# Direction:
Restate every entry word for word.

# Exercise materials:

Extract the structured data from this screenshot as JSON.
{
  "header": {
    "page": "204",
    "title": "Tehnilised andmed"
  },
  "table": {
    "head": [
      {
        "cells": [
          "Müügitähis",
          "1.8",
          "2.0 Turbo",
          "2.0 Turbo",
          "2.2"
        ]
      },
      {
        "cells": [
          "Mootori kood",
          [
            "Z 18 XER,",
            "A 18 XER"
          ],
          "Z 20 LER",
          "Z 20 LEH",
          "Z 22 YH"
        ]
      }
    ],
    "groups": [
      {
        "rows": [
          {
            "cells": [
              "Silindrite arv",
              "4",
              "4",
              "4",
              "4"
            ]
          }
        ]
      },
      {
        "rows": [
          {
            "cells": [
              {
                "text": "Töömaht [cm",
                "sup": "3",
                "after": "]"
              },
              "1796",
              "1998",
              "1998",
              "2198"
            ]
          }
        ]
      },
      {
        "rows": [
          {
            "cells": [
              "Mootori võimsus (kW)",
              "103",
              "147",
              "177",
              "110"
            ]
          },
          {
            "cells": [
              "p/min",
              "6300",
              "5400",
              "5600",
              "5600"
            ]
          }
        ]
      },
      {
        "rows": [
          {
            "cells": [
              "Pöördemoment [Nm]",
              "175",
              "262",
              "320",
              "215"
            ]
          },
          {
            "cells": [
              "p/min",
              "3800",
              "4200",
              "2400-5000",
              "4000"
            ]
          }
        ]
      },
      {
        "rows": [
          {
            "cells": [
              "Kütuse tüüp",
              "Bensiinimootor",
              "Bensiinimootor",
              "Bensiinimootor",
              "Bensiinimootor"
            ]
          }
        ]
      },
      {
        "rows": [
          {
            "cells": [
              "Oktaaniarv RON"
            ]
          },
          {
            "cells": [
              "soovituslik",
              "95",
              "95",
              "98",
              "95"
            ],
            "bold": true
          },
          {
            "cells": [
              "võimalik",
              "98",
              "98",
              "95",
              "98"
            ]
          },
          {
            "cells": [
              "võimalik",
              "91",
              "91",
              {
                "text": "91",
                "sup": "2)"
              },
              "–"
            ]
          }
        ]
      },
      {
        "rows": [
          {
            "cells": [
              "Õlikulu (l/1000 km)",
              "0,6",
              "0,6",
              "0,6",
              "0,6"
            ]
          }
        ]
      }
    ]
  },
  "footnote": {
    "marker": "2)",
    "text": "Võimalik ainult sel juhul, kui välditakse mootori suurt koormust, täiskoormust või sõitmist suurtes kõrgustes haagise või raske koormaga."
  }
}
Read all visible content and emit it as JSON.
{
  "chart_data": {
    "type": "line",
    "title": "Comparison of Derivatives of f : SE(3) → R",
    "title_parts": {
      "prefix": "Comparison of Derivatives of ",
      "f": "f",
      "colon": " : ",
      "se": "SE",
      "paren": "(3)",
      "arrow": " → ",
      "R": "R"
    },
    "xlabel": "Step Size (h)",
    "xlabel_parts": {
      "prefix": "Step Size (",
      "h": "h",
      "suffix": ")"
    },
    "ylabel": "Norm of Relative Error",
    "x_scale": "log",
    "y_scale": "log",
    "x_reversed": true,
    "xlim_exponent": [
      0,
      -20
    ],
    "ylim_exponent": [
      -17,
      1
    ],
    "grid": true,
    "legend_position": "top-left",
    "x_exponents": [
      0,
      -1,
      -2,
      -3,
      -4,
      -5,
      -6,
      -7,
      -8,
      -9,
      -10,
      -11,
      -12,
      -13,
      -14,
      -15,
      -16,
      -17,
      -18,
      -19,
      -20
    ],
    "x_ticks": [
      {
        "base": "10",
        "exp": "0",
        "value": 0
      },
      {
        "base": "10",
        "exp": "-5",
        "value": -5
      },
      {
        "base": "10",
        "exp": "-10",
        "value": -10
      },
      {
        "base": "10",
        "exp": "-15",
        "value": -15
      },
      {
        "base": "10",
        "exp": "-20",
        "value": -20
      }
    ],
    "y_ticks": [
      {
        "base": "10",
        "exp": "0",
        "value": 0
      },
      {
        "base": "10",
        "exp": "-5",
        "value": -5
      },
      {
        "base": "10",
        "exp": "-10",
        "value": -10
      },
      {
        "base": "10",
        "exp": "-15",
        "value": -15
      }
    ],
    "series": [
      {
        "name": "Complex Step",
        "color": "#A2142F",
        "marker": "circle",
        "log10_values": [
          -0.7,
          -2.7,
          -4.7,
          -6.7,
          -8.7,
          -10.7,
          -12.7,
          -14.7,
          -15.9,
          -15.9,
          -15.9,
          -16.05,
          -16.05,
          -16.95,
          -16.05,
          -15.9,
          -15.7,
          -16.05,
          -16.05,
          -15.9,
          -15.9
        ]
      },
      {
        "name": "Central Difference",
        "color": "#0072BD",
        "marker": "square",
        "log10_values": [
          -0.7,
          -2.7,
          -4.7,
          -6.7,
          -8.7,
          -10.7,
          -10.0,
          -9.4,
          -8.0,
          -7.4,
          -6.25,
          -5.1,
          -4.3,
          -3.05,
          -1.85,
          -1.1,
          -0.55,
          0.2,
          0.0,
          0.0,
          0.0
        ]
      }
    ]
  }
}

# Solution below:
Extract the structured data from this screenshot as JSON.
{
  "header": {
    "page": "204",
    "title": "Tehnilised andmed"
  },
  "table": {
    "head": [
      {
        "cells": [
          "Müügitähis",
          "1.8",
          "2.0 Turbo",
          "2.0 Turbo",
          "2.2"
        ]
      },
      {
        "cells": [
          "Mootori kood",
          [
            "Z 18 XER,",
            "A 18 XER"
          ],
          "Z 20 LER",
          "Z 20 LEH",
          "Z 22 YH"
        ]
      }
    ],
    "groups": [
      {
        "rows": [
          {
            "cells": [
              "Silindrite arv",
              "4",
              "4",
              "4",
              "4"
            ]
          }
        ]
      },
      {
        "rows": [
          {
            "cells": [
              {
                "text": "Töömaht [cm",
                "sup": "3",
                "after": "]"
              },
              "1796",
              "1998",
              "1998",
              "2198"
            ]
          }
        ]
      },
      {
        "rows": [
          {
            "cells": [
              "Mootori võimsus (kW)",
              "103",
              "147",
              "177",
              "110"
            ]
          },
          {
            "cells": [
              "p/min",
              "6300",
              "5400",
              "5600",
              "5600"
            ]
          }
        ]
      },
      {
        "rows": [
          {
            "cells": [
              "Pöördemoment [Nm]",
              "175",
              "262",
              "320",
              "215"
            ]
          },
          {
            "cells": [
              "p/min",
              "3800",
              "4200",
              "2400-5000",
              "4000"
            ]
          }
        ]
      },
      {
        "rows": [
          {
            "cells": [
              "Kütuse tüüp",
              "Bensiinimootor",
              "Bensiinimootor",
              "Bensiinimootor",
              "Bensiinimootor"
            ]
          }
        ]
      },
      {
        "rows": [
          {
            "cells": [
              "Oktaaniarv RON"
            ]
          },
          {
            "cells": [
              "soovituslik",
              "95",
              "95",
              "98",
              "95"
            ],
            "bold": true
          },
          {
            "cells": [
              "võimalik",
              "98",
              "98",
              "95",
              "98"
            ]
          },
          {
            "cells": [
              "võimalik",
              "91",
              "91",
              {
                "text": "91",
                "sup": "2)"
              },
              "–"
            ]
          }
        ]
      },
      {
        "rows": [
          {
            "cells": [
              "Õlikulu (l/1000 km)",
              "0,6",
              "0,6",
              "0,6",
              "0,6"
            ]
          }
        ]
      }
    ]
  },
  "footnote": {
    "marker": "2)",
    "text": "Võimalik ainult sel juhul, kui välditakse mootori suurt koormust, täiskoormust või sõitmist suurtes kõrgustes haagise või raske koormaga."
  }
}
Read all visible content and emit it as JSON.
{
  "chart_data": {
    "type": "line",
    "title": "Comparison of Derivatives of f : SE(3) → R",
    "title_parts": {
      "prefix": "Comparison of Derivatives of ",
      "f": "f",
      "colon": " : ",
      "se": "SE",
      "paren": "(3)",
      "arrow": " → ",
      "R": "R"
    },
    "xlabel": "Step Size (h)",
    "xlabel_parts": {
      "prefix": "Step Size (",
      "h": "h",
      "suffix": ")"
    },
    "ylabel": "Norm of Relative Error",
    "x_scale": "log",
    "y_scale": "log",
    "x_reversed": true,
    "xlim_exponent": [
      0,
      -20
    ],
    "ylim_exponent": [
      -17,
      1
    ],
    "grid": true,
    "legend_position": "top-left",
    "x_exponents": [
      0,
      -1,
      -2,
      -3,
      -4,
      -5,
      -6,
      -7,
      -8,
      -9,
      -10,
      -11,
      -12,
      -13,
      -14,
      -15,
      -16,
      -17,
      -18,
      -19,
      -20
    ],
    "x_ticks": [
      {
        "base": "10",
        "exp": "0",
        "value": 0
      },
      {
        "base": "10",
        "exp": "-5",
        "value": -5
      },
      {
        "base": "10",
        "exp": "-10",
        "value": -10
      },
      {
        "base": "10",
        "exp": "-15",
        "value": -15
      },
      {
        "base": "10",
        "exp": "-20",
        "value": -20
      }
    ],
    "y_ticks": [
      {
        "base": "10",
        "exp": "0",
        "value": 0
      },
      {
        "base": "10",
        "exp": "-5",
        "value": -5
      },
      {
        "base": "10",
        "exp": "-10",
        "value": -10
      },
      {
        "base": "10",
        "exp": "-15",
        "value": -15
      }
    ],
    "series": [
      {
        "name": "Complex Step",
        "color": "#A2142F",
        "marker": "circle",
        "log10_values": [
          -0.7,
          -2.7,
          -4.7,
          -6.7,
          -8.7,
          -10.7,
          -12.7,
          -14.7,
          -15.9,
          -15.9,
          -15.9,
          -16.05,
          -16.05,
          -16.95,
          -16.05,
          -15.9,
          -15.7,
          -16.05,
          -16.05,
          -15.9,
          -15.9
        ]
      },
      {
        "name": "Central Difference",
        "color": "#0072BD",
        "marker": "square",
        "log10_values": [
          -0.7,
          -2.7,
          -4.7,
          -6.7,
          -8.7,
          -10.7,
          -10.0,
          -9.4,
          -8.0,
          -7.4,
          -6.25,
          -5.1,
          -4.3,
          -3.05,
          -1.85,
          -1.1,
          -0.55,
          0.2,
          0.0,
          0.0,
          0.0
        ]
      }
    ]
  }
}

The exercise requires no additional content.